▶ TASK DIRECTIONS
Show only lines that include "icon".

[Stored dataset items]
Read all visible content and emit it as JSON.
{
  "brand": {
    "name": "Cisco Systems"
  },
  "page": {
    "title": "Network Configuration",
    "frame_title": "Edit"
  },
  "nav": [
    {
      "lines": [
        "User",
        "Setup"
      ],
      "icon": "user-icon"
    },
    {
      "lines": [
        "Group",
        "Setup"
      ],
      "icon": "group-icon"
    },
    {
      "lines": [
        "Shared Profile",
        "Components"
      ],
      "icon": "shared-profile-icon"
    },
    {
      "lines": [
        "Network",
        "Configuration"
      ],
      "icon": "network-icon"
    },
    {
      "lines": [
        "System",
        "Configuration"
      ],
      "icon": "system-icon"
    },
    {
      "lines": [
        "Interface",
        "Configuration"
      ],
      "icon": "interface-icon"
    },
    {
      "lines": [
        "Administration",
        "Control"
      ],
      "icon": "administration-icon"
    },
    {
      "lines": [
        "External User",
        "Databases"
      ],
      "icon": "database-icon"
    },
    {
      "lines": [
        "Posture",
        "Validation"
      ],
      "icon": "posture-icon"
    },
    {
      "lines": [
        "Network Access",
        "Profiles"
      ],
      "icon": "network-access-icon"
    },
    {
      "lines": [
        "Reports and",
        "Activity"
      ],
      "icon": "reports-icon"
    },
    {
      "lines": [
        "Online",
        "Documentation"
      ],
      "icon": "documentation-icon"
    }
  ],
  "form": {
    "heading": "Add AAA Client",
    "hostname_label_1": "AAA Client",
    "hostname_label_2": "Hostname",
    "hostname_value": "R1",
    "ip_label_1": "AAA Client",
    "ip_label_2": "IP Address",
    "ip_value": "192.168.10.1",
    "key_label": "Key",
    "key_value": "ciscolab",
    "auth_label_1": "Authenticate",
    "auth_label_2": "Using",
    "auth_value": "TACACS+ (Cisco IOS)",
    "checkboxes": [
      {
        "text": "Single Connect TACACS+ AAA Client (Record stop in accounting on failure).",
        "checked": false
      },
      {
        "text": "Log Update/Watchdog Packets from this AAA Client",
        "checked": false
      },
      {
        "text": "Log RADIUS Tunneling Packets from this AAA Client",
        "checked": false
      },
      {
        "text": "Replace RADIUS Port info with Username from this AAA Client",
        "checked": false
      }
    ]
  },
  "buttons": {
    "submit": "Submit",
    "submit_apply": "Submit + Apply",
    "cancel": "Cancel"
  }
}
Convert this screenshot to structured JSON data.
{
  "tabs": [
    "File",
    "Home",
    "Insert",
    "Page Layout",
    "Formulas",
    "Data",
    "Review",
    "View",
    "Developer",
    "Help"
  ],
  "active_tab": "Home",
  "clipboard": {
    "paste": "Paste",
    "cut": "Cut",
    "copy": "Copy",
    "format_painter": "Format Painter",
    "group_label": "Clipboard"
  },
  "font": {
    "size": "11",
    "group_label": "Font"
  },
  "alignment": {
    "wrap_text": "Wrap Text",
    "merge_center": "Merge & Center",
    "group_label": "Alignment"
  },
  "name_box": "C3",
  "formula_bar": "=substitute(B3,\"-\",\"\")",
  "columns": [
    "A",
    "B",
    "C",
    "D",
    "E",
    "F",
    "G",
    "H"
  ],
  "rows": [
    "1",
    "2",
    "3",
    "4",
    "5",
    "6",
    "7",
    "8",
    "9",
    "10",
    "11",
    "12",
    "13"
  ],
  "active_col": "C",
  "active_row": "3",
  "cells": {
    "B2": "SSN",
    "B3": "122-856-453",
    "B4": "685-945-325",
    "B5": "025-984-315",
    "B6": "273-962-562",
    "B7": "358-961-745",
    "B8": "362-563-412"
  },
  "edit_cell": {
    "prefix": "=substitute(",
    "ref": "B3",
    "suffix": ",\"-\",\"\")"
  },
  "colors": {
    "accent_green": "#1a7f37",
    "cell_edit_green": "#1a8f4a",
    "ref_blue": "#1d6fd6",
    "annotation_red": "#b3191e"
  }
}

▶ COMPLETED TASK
      "icon": "user-icon"
      "icon": "group-icon"
      "icon": "shared-profile-icon"
      "icon": "network-icon"
      "icon": "system-icon"
      "icon": "interface-icon"
      "icon": "administration-icon"
      "icon": "database-icon"
      "icon": "posture-icon"
      "icon": "network-access-icon"
      "icon": "reports-icon"
      "icon": "documentation-icon"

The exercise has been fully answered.